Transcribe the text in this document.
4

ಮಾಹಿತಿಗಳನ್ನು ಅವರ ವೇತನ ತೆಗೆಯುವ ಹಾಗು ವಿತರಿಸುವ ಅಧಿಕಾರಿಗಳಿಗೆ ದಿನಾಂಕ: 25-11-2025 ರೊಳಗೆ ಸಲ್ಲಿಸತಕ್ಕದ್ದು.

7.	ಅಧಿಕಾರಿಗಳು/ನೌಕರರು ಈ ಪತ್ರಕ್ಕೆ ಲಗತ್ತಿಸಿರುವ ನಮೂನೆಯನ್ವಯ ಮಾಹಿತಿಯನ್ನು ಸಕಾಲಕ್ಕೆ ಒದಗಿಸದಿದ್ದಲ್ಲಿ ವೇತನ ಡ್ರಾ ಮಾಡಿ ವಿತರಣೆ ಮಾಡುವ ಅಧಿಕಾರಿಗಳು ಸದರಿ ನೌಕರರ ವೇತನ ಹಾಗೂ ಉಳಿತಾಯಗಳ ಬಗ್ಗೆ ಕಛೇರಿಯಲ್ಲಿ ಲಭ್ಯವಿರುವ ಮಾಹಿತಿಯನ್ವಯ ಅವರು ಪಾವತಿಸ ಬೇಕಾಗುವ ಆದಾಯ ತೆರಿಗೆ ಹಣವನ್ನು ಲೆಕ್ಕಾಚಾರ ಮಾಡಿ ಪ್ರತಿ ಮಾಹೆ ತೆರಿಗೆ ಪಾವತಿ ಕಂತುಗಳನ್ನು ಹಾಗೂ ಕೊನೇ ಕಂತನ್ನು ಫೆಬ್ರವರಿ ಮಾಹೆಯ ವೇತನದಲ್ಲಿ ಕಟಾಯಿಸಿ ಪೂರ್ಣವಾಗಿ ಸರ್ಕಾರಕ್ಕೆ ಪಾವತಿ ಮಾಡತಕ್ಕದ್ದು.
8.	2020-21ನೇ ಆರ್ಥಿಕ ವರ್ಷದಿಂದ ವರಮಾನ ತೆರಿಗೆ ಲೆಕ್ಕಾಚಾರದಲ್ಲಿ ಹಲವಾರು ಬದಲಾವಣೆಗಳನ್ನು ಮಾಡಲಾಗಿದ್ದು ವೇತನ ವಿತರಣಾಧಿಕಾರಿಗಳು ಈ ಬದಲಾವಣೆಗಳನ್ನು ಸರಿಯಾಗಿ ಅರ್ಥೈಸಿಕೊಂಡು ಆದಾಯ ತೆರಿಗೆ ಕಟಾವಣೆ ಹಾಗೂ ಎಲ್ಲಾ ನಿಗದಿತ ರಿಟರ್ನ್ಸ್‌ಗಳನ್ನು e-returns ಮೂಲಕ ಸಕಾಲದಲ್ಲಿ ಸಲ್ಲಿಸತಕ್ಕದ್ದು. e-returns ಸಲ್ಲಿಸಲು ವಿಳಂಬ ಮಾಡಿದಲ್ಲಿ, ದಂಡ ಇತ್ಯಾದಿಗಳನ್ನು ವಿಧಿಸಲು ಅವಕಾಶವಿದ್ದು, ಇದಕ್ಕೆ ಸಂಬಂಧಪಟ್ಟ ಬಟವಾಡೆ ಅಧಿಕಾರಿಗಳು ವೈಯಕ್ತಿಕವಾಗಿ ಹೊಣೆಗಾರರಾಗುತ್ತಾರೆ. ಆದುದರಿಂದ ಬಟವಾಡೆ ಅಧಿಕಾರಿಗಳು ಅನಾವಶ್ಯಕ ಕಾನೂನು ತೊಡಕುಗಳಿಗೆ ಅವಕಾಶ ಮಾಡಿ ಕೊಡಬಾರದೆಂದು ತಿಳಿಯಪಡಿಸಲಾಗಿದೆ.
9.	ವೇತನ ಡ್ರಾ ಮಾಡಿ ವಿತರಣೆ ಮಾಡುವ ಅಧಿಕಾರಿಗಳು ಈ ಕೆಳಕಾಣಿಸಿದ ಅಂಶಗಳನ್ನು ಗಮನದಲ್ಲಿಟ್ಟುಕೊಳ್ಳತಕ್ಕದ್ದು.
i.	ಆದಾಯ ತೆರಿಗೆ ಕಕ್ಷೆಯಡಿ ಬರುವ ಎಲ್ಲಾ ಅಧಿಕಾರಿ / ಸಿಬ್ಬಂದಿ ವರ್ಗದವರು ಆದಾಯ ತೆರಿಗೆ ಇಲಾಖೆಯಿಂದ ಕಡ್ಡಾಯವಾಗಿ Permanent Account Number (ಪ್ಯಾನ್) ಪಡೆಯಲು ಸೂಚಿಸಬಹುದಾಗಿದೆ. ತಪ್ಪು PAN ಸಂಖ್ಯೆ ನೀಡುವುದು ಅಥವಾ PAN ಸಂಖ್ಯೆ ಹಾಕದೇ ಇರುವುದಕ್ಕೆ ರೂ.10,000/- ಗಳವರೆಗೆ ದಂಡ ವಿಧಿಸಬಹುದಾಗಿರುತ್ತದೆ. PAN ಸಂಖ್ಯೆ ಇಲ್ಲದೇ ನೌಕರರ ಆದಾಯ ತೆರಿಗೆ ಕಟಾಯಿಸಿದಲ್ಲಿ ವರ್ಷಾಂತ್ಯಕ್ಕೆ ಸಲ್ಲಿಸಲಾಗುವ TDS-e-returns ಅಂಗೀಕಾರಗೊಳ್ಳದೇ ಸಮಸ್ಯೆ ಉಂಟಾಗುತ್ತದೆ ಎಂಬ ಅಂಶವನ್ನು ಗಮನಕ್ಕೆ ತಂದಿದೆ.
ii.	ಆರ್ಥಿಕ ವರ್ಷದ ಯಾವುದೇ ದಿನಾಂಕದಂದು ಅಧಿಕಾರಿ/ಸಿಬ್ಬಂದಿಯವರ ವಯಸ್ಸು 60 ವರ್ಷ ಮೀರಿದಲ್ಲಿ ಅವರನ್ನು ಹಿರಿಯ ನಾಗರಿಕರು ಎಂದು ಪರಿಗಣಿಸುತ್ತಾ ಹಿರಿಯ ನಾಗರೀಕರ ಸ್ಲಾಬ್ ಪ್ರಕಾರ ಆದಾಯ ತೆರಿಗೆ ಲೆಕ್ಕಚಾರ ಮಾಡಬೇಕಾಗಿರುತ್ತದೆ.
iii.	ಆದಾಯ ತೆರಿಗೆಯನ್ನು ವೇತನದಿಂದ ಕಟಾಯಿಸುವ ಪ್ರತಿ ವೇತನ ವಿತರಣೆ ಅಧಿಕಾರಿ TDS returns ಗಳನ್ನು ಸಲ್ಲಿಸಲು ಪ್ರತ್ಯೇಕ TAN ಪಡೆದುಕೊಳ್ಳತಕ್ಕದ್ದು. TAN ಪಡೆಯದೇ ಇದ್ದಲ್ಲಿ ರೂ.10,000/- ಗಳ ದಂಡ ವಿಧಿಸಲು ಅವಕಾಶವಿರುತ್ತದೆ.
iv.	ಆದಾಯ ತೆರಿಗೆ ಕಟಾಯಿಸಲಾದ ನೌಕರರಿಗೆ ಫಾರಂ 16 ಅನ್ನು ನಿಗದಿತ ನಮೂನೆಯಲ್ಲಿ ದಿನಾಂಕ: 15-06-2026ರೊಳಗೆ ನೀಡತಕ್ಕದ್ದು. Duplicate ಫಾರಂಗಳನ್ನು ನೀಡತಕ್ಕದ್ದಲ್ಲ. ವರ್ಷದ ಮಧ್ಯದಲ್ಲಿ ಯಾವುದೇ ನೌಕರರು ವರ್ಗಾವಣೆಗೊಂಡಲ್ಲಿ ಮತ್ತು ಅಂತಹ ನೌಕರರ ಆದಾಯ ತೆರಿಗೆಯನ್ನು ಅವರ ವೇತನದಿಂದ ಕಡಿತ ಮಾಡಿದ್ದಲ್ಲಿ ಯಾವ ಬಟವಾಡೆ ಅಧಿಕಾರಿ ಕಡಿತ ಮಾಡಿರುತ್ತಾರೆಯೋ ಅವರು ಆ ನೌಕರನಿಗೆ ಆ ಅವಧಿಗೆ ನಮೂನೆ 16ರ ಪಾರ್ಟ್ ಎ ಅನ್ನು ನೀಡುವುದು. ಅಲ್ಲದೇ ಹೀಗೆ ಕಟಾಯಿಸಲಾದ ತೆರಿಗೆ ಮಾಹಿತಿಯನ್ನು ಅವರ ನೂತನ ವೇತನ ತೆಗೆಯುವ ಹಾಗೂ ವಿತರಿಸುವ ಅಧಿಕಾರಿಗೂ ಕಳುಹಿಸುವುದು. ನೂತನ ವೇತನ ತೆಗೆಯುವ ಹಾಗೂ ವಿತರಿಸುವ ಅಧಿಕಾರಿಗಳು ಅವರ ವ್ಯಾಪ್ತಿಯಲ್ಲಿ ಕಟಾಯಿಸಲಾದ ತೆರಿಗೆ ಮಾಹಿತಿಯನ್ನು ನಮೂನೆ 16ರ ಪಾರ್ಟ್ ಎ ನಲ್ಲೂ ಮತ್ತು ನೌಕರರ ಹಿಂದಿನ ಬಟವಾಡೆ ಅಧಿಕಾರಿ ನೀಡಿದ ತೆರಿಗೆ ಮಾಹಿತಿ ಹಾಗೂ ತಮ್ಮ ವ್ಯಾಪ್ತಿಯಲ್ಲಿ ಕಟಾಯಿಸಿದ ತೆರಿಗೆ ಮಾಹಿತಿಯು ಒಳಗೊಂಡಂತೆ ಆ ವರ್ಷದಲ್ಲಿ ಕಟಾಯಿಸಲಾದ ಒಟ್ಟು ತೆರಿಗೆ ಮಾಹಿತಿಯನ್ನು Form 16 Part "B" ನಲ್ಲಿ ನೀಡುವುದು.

################

**EXERCISE DESCRIPTION**
From the listing above, collect each line in which the string "returns" appears.

**EXPECTED ANSWER**
8.	2020-21ನೇ ಆರ್ಥಿಕ ವರ್ಷದಿಂದ ವರಮಾನ ತೆರಿಗೆ ಲೆಕ್ಕಾಚಾರದಲ್ಲಿ ಹಲವಾರು ಬದಲಾವಣೆಗಳನ್ನು ಮಾಡಲಾಗಿದ್ದು ವೇತನ ವಿತರಣಾಧಿಕಾರಿಗಳು ಈ ಬದಲಾವಣೆಗಳನ್ನು ಸರಿಯಾಗಿ ಅರ್ಥೈಸಿಕೊಂಡು ಆದಾಯ ತೆರಿಗೆ ಕಟಾವಣೆ ಹಾಗೂ ಎಲ್ಲಾ ನಿಗದಿತ ರಿಟರ್ನ್ಸ್‌ಗಳನ್ನು e-returns ಮೂಲಕ ಸಕಾಲದಲ್ಲಿ ಸಲ್ಲಿಸತಕ್ಕದ್ದು. e-returns ಸಲ್ಲಿಸಲು ವಿಳಂಬ ಮಾಡಿದಲ್ಲಿ, ದಂಡ ಇತ್ಯಾದಿಗಳನ್ನು ವಿಧಿಸಲು ಅವಕಾಶವಿದ್ದು, ಇದಕ್ಕೆ ಸಂಬಂಧಪಟ್ಟ ಬಟವಾಡೆ ಅಧಿಕಾರಿಗಳು ವೈಯಕ್ತಿಕವಾಗಿ ಹೊಣೆಗಾರರಾಗುತ್ತಾರೆ. ಆದುದರಿಂದ ಬಟವಾಡೆ ಅಧಿಕಾರಿಗಳು ಅನಾವಶ್ಯಕ ಕಾನೂನು ತೊಡಕುಗಳಿಗೆ ಅವಕಾಶ ಮಾಡಿ ಕೊಡಬಾರದೆಂದು ತಿಳಿಯಪಡಿಸಲಾಗಿದೆ.
i.	ಆದಾಯ ತೆರಿಗೆ ಕಕ್ಷೆಯಡಿ ಬರುವ ಎಲ್ಲಾ ಅಧಿಕಾರಿ / ಸಿಬ್ಬಂದಿ ವರ್ಗದವರು ಆದಾಯ ತೆರಿಗೆ ಇಲಾಖೆಯಿಂದ ಕಡ್ಡಾಯವಾಗಿ Permanent Account Number (ಪ್ಯಾನ್) ಪಡೆಯಲು ಸೂಚಿಸಬಹುದಾಗಿದೆ. ತಪ್ಪು PAN ಸಂಖ್ಯೆ ನೀಡುವುದು ಅಥವಾ PAN ಸಂಖ್ಯೆ ಹಾಕದೇ ಇರುವುದಕ್ಕೆ ರೂ.10,000/- ಗಳವರೆಗೆ ದಂಡ ವಿಧಿಸಬಹುದಾಗಿರುತ್ತದೆ. PAN ಸಂಖ್ಯೆ ಇಲ್ಲದೇ ನೌಕರರ ಆದಾಯ ತೆರಿಗೆ ಕಟಾಯಿಸಿದಲ್ಲಿ ವರ್ಷಾಂತ್ಯಕ್ಕೆ ಸಲ್ಲಿಸಲಾಗುವ TDS-e-returns ಅಂಗೀಕಾರಗೊಳ್ಳದೇ ಸಮಸ್ಯೆ ಉಂಟಾಗುತ್ತದೆ ಎಂಬ ಅಂಶವನ್ನು ಗಮನಕ್ಕೆ ತಂದಿದೆ.
iii.	ಆದಾಯ ತೆರಿಗೆಯನ್ನು ವೇತನದಿಂದ ಕಟಾಯಿಸುವ ಪ್ರತಿ ವೇತನ ವಿತರಣೆ ಅಧಿಕಾರಿ TDS returns ಗಳನ್ನು ಸಲ್ಲಿಸಲು ಪ್ರತ್ಯೇಕ TAN ಪಡೆದುಕೊಳ್ಳತಕ್ಕದ್ದು. TAN ಪಡೆಯದೇ ಇದ್ದಲ್ಲಿ ರೂ.10,000/- ಗಳ ದಂಡ ವಿಧಿಸಲು ಅವಕಾಶವಿರುತ್ತದೆ.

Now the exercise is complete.